DATA SECTION:

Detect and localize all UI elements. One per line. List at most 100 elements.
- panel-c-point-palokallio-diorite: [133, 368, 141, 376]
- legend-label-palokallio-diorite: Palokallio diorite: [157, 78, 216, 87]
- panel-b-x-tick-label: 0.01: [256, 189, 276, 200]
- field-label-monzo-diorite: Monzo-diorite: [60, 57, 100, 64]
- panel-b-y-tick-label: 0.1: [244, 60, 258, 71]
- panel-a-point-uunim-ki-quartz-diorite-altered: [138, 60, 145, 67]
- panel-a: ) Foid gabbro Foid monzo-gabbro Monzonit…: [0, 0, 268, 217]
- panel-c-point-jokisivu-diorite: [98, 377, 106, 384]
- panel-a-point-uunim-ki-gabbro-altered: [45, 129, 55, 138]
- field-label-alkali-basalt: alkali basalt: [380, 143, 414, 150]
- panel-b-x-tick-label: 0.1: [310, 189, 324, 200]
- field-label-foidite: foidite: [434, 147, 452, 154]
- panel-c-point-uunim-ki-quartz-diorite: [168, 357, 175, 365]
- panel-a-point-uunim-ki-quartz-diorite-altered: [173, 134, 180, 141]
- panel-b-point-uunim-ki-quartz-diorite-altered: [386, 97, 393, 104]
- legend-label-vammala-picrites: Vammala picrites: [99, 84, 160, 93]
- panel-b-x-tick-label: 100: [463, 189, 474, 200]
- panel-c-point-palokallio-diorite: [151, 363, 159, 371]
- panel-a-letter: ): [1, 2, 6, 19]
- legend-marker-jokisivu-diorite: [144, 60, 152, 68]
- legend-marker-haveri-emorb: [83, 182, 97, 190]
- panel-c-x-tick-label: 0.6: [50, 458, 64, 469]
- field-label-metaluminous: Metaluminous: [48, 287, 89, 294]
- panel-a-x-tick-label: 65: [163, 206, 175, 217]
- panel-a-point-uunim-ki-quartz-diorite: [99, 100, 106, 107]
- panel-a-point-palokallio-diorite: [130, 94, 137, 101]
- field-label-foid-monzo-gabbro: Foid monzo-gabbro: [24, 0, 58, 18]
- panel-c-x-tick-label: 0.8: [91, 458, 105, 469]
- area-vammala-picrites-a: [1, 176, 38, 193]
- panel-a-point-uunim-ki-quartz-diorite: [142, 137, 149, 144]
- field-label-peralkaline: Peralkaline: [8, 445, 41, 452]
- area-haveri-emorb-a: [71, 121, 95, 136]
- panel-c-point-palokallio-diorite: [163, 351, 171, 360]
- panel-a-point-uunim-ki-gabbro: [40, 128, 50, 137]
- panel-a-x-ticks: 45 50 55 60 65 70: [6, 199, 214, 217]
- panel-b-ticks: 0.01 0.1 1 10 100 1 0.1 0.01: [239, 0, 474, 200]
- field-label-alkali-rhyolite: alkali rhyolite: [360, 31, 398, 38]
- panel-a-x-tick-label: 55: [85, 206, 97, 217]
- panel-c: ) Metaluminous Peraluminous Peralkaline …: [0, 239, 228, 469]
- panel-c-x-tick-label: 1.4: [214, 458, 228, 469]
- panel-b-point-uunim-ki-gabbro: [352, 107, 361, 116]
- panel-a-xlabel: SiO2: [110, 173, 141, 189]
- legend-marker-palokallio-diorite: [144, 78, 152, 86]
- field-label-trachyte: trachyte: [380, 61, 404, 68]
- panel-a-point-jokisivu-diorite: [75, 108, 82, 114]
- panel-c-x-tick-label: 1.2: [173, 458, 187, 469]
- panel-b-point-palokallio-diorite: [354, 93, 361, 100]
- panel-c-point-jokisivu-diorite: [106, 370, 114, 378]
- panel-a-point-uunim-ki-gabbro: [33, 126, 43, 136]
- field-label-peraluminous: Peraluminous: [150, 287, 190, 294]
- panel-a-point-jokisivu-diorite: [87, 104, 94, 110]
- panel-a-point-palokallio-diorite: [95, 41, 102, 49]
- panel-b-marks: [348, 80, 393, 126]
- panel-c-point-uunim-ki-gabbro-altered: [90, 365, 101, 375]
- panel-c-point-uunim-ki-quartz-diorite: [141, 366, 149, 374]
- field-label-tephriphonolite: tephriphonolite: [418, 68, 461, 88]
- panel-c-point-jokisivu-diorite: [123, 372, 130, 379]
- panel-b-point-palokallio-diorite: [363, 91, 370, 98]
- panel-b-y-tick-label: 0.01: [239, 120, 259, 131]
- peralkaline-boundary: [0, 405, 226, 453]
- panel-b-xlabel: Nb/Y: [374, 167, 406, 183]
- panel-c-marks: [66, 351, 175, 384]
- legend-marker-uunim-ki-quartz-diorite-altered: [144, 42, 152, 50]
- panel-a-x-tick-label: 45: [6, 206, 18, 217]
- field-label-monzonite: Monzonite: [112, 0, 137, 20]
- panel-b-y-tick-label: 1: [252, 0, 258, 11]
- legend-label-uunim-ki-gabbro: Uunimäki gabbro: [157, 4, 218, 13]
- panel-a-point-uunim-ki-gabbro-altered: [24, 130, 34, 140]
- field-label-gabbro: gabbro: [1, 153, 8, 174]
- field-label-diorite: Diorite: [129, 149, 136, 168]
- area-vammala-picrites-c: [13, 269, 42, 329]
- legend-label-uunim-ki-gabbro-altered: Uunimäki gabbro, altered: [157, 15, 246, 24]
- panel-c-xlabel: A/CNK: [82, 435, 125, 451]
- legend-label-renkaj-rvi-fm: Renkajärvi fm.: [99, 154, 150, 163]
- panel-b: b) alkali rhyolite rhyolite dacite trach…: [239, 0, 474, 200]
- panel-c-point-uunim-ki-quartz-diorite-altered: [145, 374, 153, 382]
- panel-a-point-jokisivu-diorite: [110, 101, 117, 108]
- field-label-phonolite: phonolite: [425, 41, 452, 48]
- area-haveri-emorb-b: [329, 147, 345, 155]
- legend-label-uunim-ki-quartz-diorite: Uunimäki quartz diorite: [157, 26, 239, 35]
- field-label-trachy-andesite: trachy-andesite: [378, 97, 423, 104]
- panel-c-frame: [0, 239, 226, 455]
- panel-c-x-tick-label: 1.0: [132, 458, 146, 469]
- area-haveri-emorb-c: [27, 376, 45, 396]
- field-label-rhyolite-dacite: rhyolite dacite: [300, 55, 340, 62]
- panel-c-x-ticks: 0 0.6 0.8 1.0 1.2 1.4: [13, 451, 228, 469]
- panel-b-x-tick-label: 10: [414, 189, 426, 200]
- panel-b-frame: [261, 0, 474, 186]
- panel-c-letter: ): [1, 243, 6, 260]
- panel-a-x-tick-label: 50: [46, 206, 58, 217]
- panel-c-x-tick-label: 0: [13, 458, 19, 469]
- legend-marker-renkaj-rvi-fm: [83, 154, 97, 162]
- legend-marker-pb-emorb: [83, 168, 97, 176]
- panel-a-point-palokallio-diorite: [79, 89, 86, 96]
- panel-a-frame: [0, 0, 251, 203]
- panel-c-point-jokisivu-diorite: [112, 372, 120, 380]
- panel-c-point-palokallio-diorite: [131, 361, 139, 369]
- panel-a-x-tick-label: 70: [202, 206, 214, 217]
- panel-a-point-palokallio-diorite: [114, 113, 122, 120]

AIM OF THE EXERCISE:
Output every entry above verbatim, line for line, with no changes.

EXERCISE RESPONSE:
Detect and localize all UI elements. One per line. List at most 100 elements.
- panel-c-point-palokallio-diorite: [133, 368, 141, 376]
- legend-label-palokallio-diorite: Palokallio diorite: [157, 78, 216, 87]
- panel-b-x-tick-label: 0.01: [256, 189, 276, 200]
- field-label-monzo-diorite: Monzo-diorite: [60, 57, 100, 64]
- panel-b-y-tick-label: 0.1: [244, 60, 258, 71]
- panel-a-point-uunim-ki-quartz-diorite-altered: [138, 60, 145, 67]
- panel-a: ) Foid gabbro Foid monzo-gabbro Monzonit…: [0, 0, 268, 217]
- panel-c-point-jokisivu-diorite: [98, 377, 106, 384]
- panel-a-point-uunim-ki-gabbro-altered: [45, 129, 55, 138]
- field-label-alkali-basalt: alkali basalt: [380, 143, 414, 150]
- panel-b-x-tick-label: 0.1: [310, 189, 324, 200]
- field-label-foidite: foidite: [434, 147, 452, 154]
- panel-c-point-uunim-ki-quartz-diorite: [168, 357, 175, 365]
- panel-a-point-uunim-ki-quartz-diorite-altered: [173, 134, 180, 141]
- panel-b-point-uunim-ki-quartz-diorite-altered: [386, 97, 393, 104]
- legend-label-vammala-picrites: Vammala picrites: [99, 84, 160, 93]
- panel-b-x-tick-label: 100: [463, 189, 474, 200]
- panel-c-point-palokallio-diorite: [151, 363, 159, 371]
- panel-a-letter: ): [1, 2, 6, 19]
- legend-marker-jokisivu-diorite: [144, 60, 152, 68]
- legend-marker-haveri-emorb: [83, 182, 97, 190]
- panel-c-x-tick-label: 0.6: [50, 458, 64, 469]
- field-label-metaluminous: Metaluminous: [48, 287, 89, 294]
- panel-a-x-tick-label: 65: [163, 206, 175, 217]
- panel-a-point-uunim-ki-quartz-diorite: [99, 100, 106, 107]
- panel-a-point-palokallio-diorite: [130, 94, 137, 101]
- field-label-foid-monzo-gabbro: Foid monzo-gabbro: [24, 0, 58, 18]
- panel-c-x-tick-label: 0.8: [91, 458, 105, 469]
- area-vammala-picrites-a: [1, 176, 38, 193]
- panel-a-point-uunim-ki-quartz-diorite: [142, 137, 149, 144]
- field-label-peralkaline: Peralkaline: [8, 445, 41, 452]
- area-haveri-emorb-a: [71, 121, 95, 136]
- panel-c-point-palokallio-diorite: [163, 351, 171, 360]
- panel-a-point-uunim-ki-gabbro: [40, 128, 50, 137]
- panel-a-x-ticks: 45 50 55 60 65 70: [6, 199, 214, 217]
- panel-b-ticks: 0.01 0.1 1 10 100 1 0.1 0.01: [239, 0, 474, 200]
- field-label-alkali-rhyolite: alkali rhyolite: [360, 31, 398, 38]
- panel-a-x-tick-label: 55: [85, 206, 97, 217]
- panel-c: ) Metaluminous Peraluminous Peralkaline …: [0, 239, 228, 469]
- panel-c-x-tick-label: 1.4: [214, 458, 228, 469]
- panel-b-point-uunim-ki-gabbro: [352, 107, 361, 116]
- panel-a-xlabel: SiO2: [110, 173, 141, 189]
- legend-marker-palokallio-diorite: [144, 78, 152, 86]
- field-label-trachyte: trachyte: [380, 61, 404, 68]
- panel-a-point-jokisivu-diorite: [75, 108, 82, 114]
- panel-c-x-tick-label: 1.2: [173, 458, 187, 469]
- panel-b-point-palokallio-diorite: [354, 93, 361, 100]
- panel-c-point-jokisivu-diorite: [106, 370, 114, 378]
- panel-a-point-uunim-ki-gabbro: [33, 126, 43, 136]
- field-label-peraluminous: Peraluminous: [150, 287, 190, 294]
- panel-a-point-jokisivu-diorite: [87, 104, 94, 110]
- panel-a-point-palokallio-diorite: [95, 41, 102, 49]
- panel-b-marks: [348, 80, 393, 126]
- panel-c-point-uunim-ki-gabbro-altered: [90, 365, 101, 375]
- panel-c-point-uunim-ki-quartz-diorite: [141, 366, 149, 374]
- field-label-tephriphonolite: tephriphonolite: [418, 68, 461, 88]
- panel-c-point-jokisivu-diorite: [123, 372, 130, 379]
- panel-b-point-palokallio-diorite: [363, 91, 370, 98]
- panel-b-y-tick-label: 0.01: [239, 120, 259, 131]
- peralkaline-boundary: [0, 405, 226, 453]
- panel-b-xlabel: Nb/Y: [374, 167, 406, 183]
- panel-c-marks: [66, 351, 175, 384]
- legend-marker-uunim-ki-quartz-diorite-altered: [144, 42, 152, 50]
- panel-a-x-tick-label: 45: [6, 206, 18, 217]
- field-label-monzonite: Monzonite: [112, 0, 137, 20]
- panel-b-y-tick-label: 1: [252, 0, 258, 11]
- legend-label-uunim-ki-gabbro: Uunimäki gabbro: [157, 4, 218, 13]
- panel-a-point-uunim-ki-gabbro-altered: [24, 130, 34, 140]
- field-label-gabbro: gabbro: [1, 153, 8, 174]
- field-label-diorite: Diorite: [129, 149, 136, 168]
- area-vammala-picrites-c: [13, 269, 42, 329]
- legend-label-uunim-ki-gabbro-altered: Uunimäki gabbro, altered: [157, 15, 246, 24]
- panel-c-xlabel: A/CNK: [82, 435, 125, 451]
- legend-label-renkaj-rvi-fm: Renkajärvi fm.: [99, 154, 150, 163]
- panel-b: b) alkali rhyolite rhyolite dacite trach…: [239, 0, 474, 200]
- panel-c-point-uunim-ki-quartz-diorite-altered: [145, 374, 153, 382]
- panel-a-point-jokisivu-diorite: [110, 101, 117, 108]
- field-label-phonolite: phonolite: [425, 41, 452, 48]
- area-haveri-emorb-b: [329, 147, 345, 155]
- legend-label-uunim-ki-quartz-diorite: Uunimäki quartz diorite: [157, 26, 239, 35]
- field-label-trachy-andesite: trachy-andesite: [378, 97, 423, 104]
- panel-c-frame: [0, 239, 226, 455]
- panel-c-x-tick-label: 1.0: [132, 458, 146, 469]
- area-haveri-emorb-c: [27, 376, 45, 396]
- field-label-rhyolite-dacite: rhyolite dacite: [300, 55, 340, 62]
- panel-c-x-ticks: 0 0.6 0.8 1.0 1.2 1.4: [13, 451, 228, 469]
- panel-b-x-tick-label: 10: [414, 189, 426, 200]
- panel-b-frame: [261, 0, 474, 186]
- panel-c-letter: ): [1, 243, 6, 260]
- panel-a-x-tick-label: 50: [46, 206, 58, 217]
- panel-c-x-tick-label: 0: [13, 458, 19, 469]
- legend-marker-renkaj-rvi-fm: [83, 154, 97, 162]
- legend-marker-pb-emorb: [83, 168, 97, 176]
- panel-a-point-palokallio-diorite: [79, 89, 86, 96]
- panel-a-frame: [0, 0, 251, 203]
- panel-c-point-jokisivu-diorite: [112, 372, 120, 380]
- panel-c-point-palokallio-diorite: [131, 361, 139, 369]
- panel-a-x-tick-label: 70: [202, 206, 214, 217]
- panel-a-point-palokallio-diorite: [114, 113, 122, 120]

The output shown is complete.